■ **SET PROBLEM**
Scan the material and copy every line in which "Card" appears.

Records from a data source

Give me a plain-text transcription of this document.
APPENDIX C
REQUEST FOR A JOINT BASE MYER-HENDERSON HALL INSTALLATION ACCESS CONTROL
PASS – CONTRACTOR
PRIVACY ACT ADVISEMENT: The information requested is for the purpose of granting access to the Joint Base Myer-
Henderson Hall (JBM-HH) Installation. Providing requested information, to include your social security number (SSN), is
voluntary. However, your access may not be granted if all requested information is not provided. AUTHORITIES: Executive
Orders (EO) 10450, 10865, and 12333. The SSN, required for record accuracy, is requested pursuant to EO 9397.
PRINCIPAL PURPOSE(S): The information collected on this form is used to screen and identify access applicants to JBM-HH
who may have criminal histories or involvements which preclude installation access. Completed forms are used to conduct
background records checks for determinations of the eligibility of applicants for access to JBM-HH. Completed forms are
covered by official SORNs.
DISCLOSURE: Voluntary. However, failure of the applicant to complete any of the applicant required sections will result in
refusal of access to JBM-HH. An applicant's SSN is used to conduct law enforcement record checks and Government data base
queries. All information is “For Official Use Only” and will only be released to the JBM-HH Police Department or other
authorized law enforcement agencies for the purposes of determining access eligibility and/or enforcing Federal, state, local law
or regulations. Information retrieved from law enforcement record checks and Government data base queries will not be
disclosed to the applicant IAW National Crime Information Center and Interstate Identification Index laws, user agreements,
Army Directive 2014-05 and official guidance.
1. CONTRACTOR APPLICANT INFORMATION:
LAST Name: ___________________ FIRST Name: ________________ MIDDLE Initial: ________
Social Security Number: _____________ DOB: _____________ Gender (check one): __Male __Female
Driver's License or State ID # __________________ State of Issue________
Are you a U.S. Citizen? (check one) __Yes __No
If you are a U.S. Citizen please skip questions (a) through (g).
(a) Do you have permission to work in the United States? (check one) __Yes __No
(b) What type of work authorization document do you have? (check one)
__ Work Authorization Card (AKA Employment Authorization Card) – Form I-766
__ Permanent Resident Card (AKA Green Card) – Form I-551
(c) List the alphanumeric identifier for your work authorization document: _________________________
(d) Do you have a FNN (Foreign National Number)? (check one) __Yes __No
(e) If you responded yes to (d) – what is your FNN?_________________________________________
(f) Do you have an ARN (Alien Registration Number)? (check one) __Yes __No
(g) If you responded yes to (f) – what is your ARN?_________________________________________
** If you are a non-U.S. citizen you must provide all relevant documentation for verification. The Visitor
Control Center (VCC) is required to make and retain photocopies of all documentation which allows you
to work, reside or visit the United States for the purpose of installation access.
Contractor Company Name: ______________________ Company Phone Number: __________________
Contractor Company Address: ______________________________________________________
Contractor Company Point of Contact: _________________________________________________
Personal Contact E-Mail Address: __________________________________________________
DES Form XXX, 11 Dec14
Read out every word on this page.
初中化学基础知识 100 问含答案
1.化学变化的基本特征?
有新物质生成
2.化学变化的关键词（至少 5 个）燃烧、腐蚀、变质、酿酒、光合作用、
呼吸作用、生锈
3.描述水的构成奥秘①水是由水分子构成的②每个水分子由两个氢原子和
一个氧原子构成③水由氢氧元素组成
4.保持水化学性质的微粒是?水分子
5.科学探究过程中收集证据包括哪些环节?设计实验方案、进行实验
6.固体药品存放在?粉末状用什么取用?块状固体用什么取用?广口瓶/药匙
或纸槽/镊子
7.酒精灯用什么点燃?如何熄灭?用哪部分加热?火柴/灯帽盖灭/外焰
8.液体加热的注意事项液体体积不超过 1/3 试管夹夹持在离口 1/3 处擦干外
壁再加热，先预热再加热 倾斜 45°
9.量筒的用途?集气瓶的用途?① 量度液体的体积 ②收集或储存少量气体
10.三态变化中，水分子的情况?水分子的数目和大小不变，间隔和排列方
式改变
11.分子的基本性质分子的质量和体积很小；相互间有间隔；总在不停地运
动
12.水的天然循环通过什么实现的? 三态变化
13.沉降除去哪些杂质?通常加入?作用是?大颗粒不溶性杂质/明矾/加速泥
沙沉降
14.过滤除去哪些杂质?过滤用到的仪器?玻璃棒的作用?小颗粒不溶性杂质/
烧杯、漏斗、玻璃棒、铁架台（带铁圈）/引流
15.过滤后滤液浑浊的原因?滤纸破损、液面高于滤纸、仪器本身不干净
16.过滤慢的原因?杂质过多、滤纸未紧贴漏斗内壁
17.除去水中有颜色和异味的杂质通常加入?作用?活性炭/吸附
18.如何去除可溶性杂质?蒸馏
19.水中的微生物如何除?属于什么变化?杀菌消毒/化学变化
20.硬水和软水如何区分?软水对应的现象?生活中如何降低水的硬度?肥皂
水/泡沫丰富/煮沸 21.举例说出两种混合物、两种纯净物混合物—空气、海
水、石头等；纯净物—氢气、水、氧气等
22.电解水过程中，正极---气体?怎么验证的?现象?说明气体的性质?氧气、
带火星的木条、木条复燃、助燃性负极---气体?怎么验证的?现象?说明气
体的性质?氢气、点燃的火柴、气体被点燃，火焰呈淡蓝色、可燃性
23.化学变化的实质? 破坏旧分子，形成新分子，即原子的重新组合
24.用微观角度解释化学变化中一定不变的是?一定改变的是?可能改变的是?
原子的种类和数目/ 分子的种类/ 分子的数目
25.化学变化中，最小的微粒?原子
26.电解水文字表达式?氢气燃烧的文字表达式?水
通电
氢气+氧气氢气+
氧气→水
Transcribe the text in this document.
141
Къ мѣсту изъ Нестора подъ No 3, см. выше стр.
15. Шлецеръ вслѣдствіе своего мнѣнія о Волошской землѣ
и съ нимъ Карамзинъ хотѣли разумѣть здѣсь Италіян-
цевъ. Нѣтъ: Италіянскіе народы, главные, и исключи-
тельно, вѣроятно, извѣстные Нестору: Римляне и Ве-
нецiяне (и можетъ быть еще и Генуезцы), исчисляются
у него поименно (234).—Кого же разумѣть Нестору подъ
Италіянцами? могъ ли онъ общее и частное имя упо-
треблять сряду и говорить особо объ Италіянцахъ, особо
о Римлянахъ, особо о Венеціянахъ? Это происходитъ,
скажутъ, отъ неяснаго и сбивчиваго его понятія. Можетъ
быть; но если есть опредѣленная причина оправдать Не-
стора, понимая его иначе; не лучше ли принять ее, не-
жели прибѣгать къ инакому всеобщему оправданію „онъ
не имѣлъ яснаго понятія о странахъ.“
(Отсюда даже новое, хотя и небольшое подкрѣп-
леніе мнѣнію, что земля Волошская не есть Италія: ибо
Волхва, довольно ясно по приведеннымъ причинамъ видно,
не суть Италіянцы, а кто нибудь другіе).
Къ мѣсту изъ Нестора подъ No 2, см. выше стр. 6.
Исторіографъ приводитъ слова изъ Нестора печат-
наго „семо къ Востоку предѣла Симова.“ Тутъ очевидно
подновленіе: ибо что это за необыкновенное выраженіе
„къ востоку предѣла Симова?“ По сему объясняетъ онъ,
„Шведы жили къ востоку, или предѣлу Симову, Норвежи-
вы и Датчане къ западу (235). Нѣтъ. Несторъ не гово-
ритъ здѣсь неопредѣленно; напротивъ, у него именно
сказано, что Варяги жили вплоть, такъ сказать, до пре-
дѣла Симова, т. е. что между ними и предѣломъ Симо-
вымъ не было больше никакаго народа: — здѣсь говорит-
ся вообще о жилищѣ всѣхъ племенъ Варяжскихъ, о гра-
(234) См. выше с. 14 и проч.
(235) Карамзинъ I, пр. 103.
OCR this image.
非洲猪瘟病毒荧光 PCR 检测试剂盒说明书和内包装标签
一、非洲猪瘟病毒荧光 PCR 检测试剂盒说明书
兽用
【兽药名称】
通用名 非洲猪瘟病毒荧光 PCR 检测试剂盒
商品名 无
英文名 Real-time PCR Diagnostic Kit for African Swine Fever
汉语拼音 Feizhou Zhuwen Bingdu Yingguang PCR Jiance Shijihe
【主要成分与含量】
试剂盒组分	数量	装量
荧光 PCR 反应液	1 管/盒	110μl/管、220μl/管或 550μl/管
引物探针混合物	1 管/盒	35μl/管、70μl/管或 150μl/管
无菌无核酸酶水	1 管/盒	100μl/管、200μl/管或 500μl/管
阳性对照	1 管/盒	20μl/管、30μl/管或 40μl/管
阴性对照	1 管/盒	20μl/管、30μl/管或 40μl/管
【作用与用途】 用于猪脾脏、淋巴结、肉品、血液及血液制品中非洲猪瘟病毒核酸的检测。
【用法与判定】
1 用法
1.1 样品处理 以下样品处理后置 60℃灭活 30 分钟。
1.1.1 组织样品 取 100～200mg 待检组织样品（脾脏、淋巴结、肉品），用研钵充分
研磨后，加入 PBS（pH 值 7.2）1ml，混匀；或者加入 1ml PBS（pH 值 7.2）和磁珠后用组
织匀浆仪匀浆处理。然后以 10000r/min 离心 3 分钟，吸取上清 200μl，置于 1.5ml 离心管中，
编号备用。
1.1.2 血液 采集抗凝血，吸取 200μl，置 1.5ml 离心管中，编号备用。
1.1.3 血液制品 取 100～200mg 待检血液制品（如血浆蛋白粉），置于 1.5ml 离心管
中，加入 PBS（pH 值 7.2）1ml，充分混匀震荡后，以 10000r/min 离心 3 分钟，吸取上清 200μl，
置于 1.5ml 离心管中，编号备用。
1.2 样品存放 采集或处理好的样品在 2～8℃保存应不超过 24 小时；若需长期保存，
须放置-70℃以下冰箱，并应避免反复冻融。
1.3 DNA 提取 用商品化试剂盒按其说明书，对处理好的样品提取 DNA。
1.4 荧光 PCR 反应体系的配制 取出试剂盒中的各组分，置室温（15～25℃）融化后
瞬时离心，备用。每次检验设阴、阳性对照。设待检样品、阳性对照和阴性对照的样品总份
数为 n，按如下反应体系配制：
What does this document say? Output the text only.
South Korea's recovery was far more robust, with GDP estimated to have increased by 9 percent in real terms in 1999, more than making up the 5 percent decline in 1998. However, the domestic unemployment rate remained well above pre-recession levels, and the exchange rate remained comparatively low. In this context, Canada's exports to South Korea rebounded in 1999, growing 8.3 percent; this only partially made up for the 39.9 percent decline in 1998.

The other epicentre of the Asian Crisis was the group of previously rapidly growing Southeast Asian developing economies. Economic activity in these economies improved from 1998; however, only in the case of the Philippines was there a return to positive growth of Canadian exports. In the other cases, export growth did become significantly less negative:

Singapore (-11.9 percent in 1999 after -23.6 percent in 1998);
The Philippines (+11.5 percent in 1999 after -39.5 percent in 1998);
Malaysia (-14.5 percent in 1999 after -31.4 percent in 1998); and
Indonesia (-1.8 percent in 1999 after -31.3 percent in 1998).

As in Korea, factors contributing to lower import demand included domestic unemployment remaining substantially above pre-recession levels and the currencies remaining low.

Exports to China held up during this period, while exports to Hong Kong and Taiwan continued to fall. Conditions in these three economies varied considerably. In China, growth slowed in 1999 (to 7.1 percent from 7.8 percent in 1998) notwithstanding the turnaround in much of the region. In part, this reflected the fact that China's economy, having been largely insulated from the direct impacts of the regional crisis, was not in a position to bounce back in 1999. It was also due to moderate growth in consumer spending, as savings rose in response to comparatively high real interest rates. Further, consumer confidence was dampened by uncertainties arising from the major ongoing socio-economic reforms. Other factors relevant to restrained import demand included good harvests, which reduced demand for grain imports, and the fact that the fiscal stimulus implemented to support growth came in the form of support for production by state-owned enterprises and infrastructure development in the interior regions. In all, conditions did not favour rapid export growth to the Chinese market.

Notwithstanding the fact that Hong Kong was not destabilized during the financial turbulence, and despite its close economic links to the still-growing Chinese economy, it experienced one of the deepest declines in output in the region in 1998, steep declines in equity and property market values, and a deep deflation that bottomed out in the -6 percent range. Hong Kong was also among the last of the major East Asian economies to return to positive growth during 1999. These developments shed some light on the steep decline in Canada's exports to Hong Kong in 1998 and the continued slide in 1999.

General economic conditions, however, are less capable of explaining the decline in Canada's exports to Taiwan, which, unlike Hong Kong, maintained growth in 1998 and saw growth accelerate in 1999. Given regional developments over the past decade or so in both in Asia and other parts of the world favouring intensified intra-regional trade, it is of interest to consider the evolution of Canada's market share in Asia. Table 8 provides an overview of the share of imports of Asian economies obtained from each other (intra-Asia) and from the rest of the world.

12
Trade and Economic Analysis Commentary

■ **EXPECTED ANSWER**
__ Work Authorization Card (AKA Employment Authorization Card) – Form I-766
__ Permanent Resident Card (AKA Green Card) – Form I-551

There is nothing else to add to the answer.